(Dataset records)
※

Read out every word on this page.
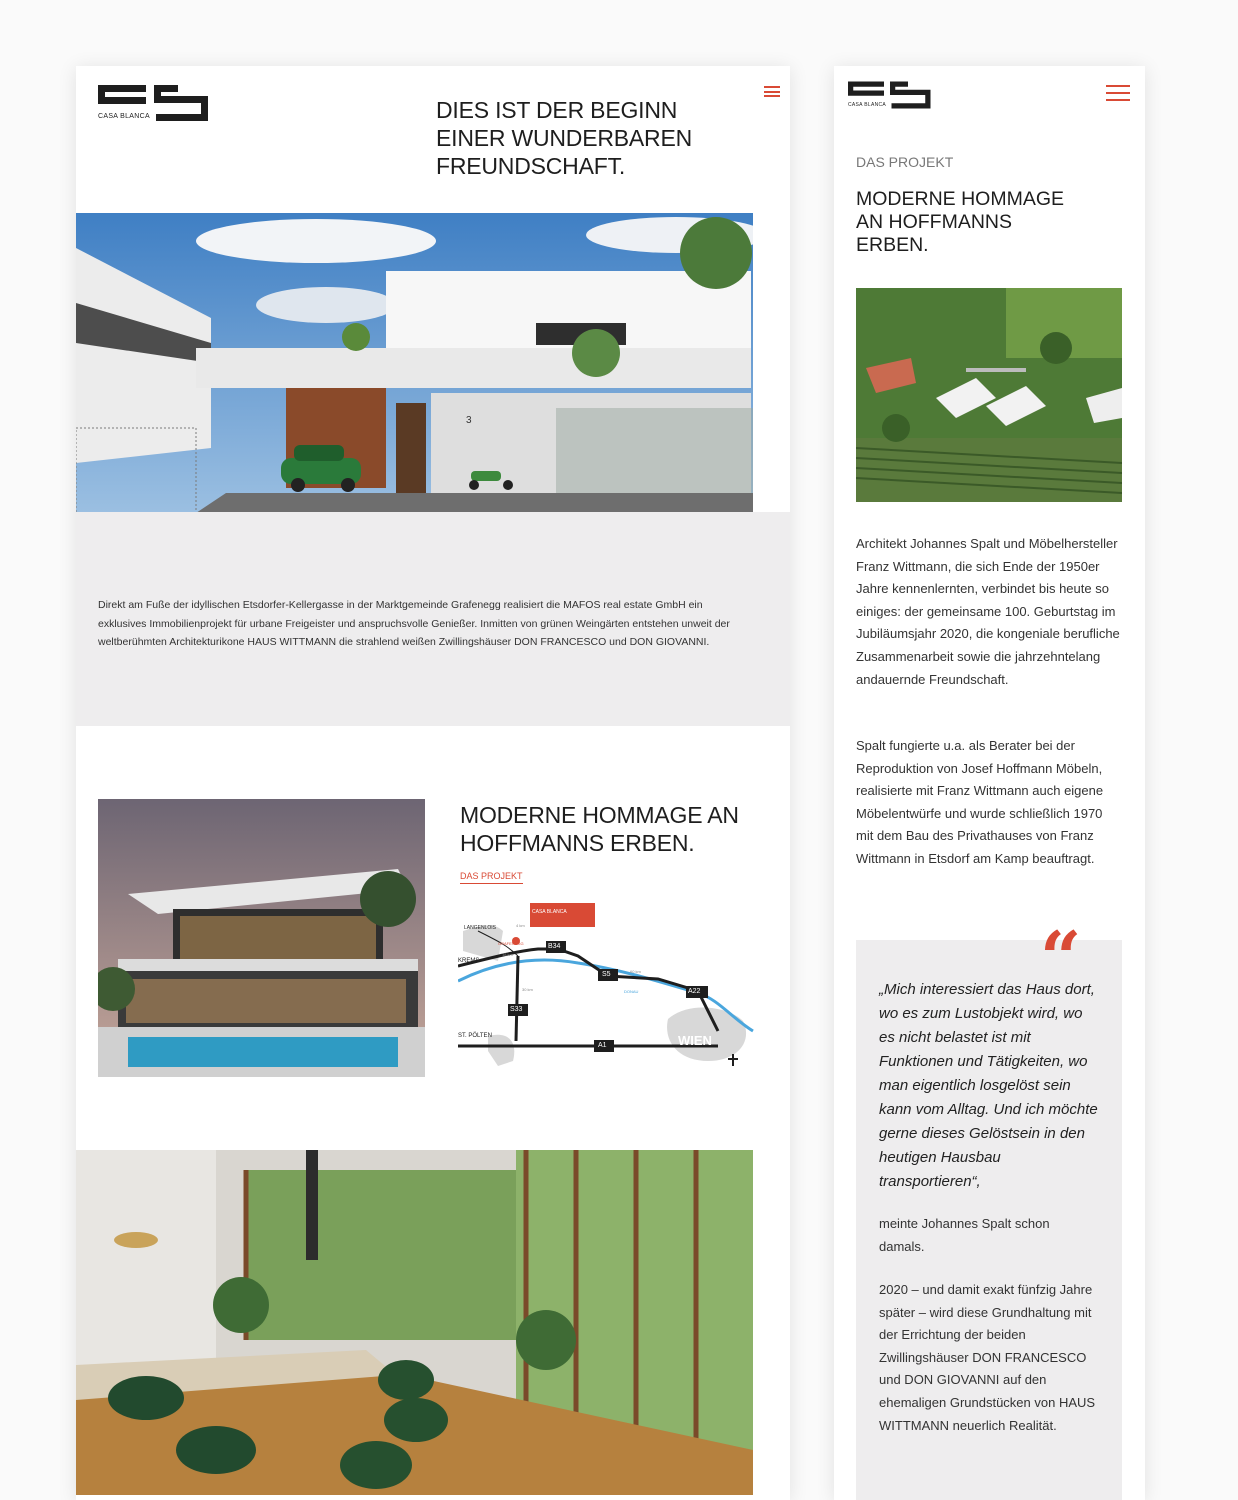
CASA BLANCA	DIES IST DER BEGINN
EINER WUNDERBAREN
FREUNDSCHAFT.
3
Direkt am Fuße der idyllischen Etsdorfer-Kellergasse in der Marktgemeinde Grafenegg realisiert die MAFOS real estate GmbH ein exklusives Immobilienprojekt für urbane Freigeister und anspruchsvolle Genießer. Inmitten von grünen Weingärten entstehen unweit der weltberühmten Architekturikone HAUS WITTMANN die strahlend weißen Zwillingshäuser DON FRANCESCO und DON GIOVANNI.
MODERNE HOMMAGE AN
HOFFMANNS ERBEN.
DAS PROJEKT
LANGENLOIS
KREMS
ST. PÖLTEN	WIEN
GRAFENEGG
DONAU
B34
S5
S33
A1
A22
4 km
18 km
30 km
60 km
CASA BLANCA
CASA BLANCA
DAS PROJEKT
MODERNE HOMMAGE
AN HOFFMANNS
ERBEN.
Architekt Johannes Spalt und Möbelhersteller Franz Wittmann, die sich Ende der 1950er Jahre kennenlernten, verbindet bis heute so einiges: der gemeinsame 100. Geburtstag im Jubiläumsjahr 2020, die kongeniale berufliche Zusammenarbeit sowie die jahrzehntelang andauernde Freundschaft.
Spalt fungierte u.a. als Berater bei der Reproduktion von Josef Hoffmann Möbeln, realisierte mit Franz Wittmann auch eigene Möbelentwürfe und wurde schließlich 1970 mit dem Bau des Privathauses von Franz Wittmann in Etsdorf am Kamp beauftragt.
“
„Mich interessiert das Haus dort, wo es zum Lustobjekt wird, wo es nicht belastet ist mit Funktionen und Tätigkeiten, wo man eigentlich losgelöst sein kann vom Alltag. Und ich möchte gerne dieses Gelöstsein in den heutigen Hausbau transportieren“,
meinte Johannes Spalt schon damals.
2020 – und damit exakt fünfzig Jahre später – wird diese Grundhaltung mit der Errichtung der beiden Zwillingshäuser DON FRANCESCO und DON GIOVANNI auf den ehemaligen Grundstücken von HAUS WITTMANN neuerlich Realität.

※

Exercise instructions – Pictures in the records above are left out; print everything else exactly as written.

Solution to this task –
Read out every word on this page.
CASA BLANCA	DIES IST DER BEGINN
EINER WUNDERBAREN
FREUNDSCHAFT.
3
Direkt am Fuße der idyllischen Etsdorfer-Kellergasse in der Marktgemeinde Grafenegg realisiert die MAFOS real estate GmbH ein exklusives Immobilienprojekt für urbane Freigeister und anspruchsvolle Genießer. Inmitten von grünen Weingärten entstehen unweit der weltberühmten Architekturikone HAUS WITTMANN die strahlend weißen Zwillingshäuser DON FRANCESCO und DON GIOVANNI.
MODERNE HOMMAGE AN
HOFFMANNS ERBEN.
DAS PROJEKT
LANGENLOIS
KREMS
ST. PÖLTEN	WIEN
GRAFENEGG
DONAU
B34
S5
S33
A1
A22
4 km
18 km
30 km
60 km
CASA BLANCA
CASA BLANCA
DAS PROJEKT
MODERNE HOMMAGE
AN HOFFMANNS
ERBEN.
Architekt Johannes Spalt und Möbelhersteller Franz Wittmann, die sich Ende der 1950er Jahre kennenlernten, verbindet bis heute so einiges: der gemeinsame 100. Geburtstag im Jubiläumsjahr 2020, die kongeniale berufliche Zusammenarbeit sowie die jahrzehntelang andauernde Freundschaft.
Spalt fungierte u.a. als Berater bei der Reproduktion von Josef Hoffmann Möbeln, realisierte mit Franz Wittmann auch eigene Möbelentwürfe und wurde schließlich 1970 mit dem Bau des Privathauses von Franz Wittmann in Etsdorf am Kamp beauftragt.
“
„Mich interessiert das Haus dort, wo es zum Lustobjekt wird, wo es nicht belastet ist mit Funktionen und Tätigkeiten, wo man eigentlich losgelöst sein kann vom Alltag. Und ich möchte gerne dieses Gelöstsein in den heutigen Hausbau transportieren“,
meinte Johannes Spalt schon damals.
2020 – und damit exakt fünfzig Jahre später – wird diese Grundhaltung mit der Errichtung der beiden Zwillingshäuser DON FRANCESCO und DON GIOVANNI auf den ehemaligen Grundstücken von HAUS WITTMANN neuerlich Realität.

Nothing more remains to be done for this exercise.